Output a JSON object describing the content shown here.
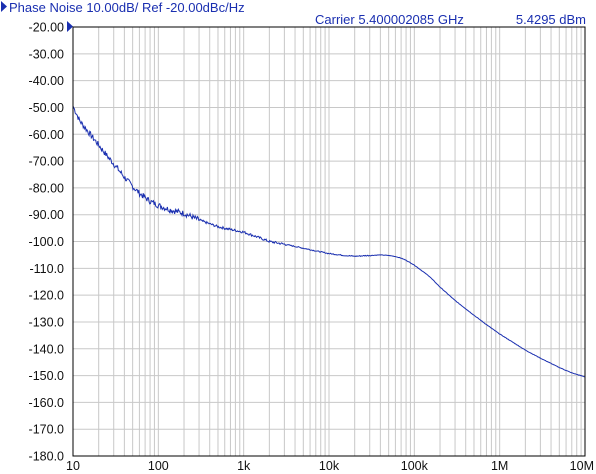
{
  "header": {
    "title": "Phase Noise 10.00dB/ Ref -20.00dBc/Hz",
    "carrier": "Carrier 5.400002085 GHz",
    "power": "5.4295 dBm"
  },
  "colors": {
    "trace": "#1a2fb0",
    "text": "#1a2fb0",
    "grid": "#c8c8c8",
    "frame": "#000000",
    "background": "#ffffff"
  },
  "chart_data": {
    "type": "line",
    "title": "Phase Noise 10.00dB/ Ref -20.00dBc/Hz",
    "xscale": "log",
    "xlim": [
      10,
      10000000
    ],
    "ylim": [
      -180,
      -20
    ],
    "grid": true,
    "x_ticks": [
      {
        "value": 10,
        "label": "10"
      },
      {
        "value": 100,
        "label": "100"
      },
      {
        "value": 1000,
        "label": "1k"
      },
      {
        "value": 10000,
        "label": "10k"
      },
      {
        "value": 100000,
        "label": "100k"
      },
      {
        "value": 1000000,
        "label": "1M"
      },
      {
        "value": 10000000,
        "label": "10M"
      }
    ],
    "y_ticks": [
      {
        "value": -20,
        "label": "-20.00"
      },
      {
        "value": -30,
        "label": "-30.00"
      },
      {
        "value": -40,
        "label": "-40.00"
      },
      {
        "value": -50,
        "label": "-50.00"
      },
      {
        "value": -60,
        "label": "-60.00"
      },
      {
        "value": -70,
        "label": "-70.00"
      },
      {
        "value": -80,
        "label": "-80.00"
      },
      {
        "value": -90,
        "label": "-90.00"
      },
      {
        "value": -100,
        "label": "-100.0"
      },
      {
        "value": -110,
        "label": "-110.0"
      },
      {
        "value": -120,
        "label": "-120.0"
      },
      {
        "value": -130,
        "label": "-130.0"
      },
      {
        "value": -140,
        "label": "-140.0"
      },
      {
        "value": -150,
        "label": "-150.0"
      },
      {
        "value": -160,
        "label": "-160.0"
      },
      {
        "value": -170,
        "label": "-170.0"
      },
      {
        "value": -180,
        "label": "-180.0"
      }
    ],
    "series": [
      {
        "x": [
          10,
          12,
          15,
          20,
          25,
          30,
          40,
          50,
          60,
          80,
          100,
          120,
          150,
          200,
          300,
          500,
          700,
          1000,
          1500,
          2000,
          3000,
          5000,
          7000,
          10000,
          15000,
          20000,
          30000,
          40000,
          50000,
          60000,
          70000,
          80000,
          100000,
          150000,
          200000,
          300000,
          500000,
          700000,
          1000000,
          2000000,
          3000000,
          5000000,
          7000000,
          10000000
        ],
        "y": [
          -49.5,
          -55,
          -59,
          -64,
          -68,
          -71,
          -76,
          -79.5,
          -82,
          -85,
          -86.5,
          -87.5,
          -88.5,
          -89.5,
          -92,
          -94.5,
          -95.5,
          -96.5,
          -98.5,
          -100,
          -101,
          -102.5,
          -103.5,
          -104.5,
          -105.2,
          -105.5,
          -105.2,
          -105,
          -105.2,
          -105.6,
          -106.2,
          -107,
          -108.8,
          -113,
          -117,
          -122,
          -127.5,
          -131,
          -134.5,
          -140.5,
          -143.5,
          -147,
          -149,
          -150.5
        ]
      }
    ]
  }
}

- - - - - - -

Leave images out of the retyped records; keep all else exact.

### TASK ANSWER
Output a JSON object describing the content shown here.
{
  "header": {
    "title": "Phase Noise 10.00dB/ Ref -20.00dBc/Hz",
    "carrier": "Carrier 5.400002085 GHz",
    "power": "5.4295 dBm"
  },
  "colors": {
    "trace": "#1a2fb0",
    "text": "#1a2fb0",
    "grid": "#c8c8c8",
    "frame": "#000000",
    "background": "#ffffff"
  },
  "chart_data": {
    "type": "line",
    "title": "Phase Noise 10.00dB/ Ref -20.00dBc/Hz",
    "xscale": "log",
    "xlim": [
      10,
      10000000
    ],
    "ylim": [
      -180,
      -20
    ],
    "grid": true,
    "x_ticks": [
      {
        "value": 10,
        "label": "10"
      },
      {
        "value": 100,
        "label": "100"
      },
      {
        "value": 1000,
        "label": "1k"
      },
      {
        "value": 10000,
        "label": "10k"
      },
      {
        "value": 100000,
        "label": "100k"
      },
      {
        "value": 1000000,
        "label": "1M"
      },
      {
        "value": 10000000,
        "label": "10M"
      }
    ],
    "y_ticks": [
      {
        "value": -20,
        "label": "-20.00"
      },
      {
        "value": -30,
        "label": "-30.00"
      },
      {
        "value": -40,
        "label": "-40.00"
      },
      {
        "value": -50,
        "label": "-50.00"
      },
      {
        "value": -60,
        "label": "-60.00"
      },
      {
        "value": -70,
        "label": "-70.00"
      },
      {
        "value": -80,
        "label": "-80.00"
      },
      {
        "value": -90,
        "label": "-90.00"
      },
      {
        "value": -100,
        "label": "-100.0"
      },
      {
        "value": -110,
        "label": "-110.0"
      },
      {
        "value": -120,
        "label": "-120.0"
      },
      {
        "value": -130,
        "label": "-130.0"
      },
      {
        "value": -140,
        "label": "-140.0"
      },
      {
        "value": -150,
        "label": "-150.0"
      },
      {
        "value": -160,
        "label": "-160.0"
      },
      {
        "value": -170,
        "label": "-170.0"
      },
      {
        "value": -180,
        "label": "-180.0"
      }
    ],
    "series": [
      {
        "x": [
          10,
          12,
          15,
          20,
          25,
          30,
          40,
          50,
          60,
          80,
          100,
          120,
          150,
          200,
          300,
          500,
          700,
          1000,
          1500,
          2000,
          3000,
          5000,
          7000,
          10000,
          15000,
          20000,
          30000,
          40000,
          50000,
          60000,
          70000,
          80000,
          100000,
          150000,
          200000,
          300000,
          500000,
          700000,
          1000000,
          2000000,
          3000000,
          5000000,
          7000000,
          10000000
        ],
        "y": [
          -49.5,
          -55,
          -59,
          -64,
          -68,
          -71,
          -76,
          -79.5,
          -82,
          -85,
          -86.5,
          -87.5,
          -88.5,
          -89.5,
          -92,
          -94.5,
          -95.5,
          -96.5,
          -98.5,
          -100,
          -101,
          -102.5,
          -103.5,
          -104.5,
          -105.2,
          -105.5,
          -105.2,
          -105,
          -105.2,
          -105.6,
          -106.2,
          -107,
          -108.8,
          -113,
          -117,
          -122,
          -127.5,
          -131,
          -134.5,
          -140.5,
          -143.5,
          -147,
          -149,
          -150.5
        ]
      }
    ]
  }
}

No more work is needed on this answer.